- _Data to process_
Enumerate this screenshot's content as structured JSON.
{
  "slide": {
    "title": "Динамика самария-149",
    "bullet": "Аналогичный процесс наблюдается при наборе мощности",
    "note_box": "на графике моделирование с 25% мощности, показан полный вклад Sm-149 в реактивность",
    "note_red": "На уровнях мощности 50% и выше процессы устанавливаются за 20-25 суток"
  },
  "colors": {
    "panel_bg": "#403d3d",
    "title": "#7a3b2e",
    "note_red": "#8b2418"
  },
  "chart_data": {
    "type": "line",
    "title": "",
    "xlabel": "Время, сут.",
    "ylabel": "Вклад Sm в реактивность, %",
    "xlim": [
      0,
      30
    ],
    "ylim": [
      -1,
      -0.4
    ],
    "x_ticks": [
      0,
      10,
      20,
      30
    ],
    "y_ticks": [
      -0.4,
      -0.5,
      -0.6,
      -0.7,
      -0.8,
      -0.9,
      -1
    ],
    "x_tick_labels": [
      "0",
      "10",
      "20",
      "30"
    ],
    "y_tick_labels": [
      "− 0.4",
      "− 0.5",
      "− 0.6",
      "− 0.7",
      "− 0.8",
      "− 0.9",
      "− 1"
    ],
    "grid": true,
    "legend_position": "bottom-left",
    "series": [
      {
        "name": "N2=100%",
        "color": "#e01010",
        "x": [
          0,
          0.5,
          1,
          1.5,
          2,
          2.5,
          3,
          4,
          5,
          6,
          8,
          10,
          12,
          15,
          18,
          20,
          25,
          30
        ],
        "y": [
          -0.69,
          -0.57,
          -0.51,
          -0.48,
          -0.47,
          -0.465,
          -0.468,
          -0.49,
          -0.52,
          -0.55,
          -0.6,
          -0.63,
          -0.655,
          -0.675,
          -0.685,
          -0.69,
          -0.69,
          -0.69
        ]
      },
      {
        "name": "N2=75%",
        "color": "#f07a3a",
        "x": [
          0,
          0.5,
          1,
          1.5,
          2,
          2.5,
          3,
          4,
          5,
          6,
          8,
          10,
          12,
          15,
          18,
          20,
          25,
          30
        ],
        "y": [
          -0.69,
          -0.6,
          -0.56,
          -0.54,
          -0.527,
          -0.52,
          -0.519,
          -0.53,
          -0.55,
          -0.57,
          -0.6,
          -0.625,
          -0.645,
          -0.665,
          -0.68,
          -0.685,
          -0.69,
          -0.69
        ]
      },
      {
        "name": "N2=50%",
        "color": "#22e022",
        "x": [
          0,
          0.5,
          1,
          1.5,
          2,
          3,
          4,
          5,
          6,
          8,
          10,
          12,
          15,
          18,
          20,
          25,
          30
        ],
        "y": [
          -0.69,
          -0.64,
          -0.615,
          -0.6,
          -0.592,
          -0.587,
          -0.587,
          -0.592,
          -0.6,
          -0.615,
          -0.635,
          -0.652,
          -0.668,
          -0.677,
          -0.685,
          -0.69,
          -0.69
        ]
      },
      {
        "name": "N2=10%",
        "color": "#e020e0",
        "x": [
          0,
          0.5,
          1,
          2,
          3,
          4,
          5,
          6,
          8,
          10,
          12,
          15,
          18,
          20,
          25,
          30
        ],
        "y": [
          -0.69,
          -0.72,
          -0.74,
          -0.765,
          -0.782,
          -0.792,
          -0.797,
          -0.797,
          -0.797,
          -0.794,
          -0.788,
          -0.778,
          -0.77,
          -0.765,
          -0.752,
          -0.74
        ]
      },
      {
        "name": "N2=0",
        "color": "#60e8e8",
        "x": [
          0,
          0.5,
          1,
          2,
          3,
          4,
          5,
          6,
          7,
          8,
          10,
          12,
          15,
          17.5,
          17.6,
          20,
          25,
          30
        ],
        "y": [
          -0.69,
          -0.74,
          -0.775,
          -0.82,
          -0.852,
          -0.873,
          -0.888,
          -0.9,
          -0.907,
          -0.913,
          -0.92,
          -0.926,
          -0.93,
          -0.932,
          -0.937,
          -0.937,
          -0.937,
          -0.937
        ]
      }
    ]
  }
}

- _Directive_
Pull every line holding "title" out of the records.

- _Solution to this problem_
    "title": "Динамика самария-149",
    "title": "#7a3b2e",
    "title": "",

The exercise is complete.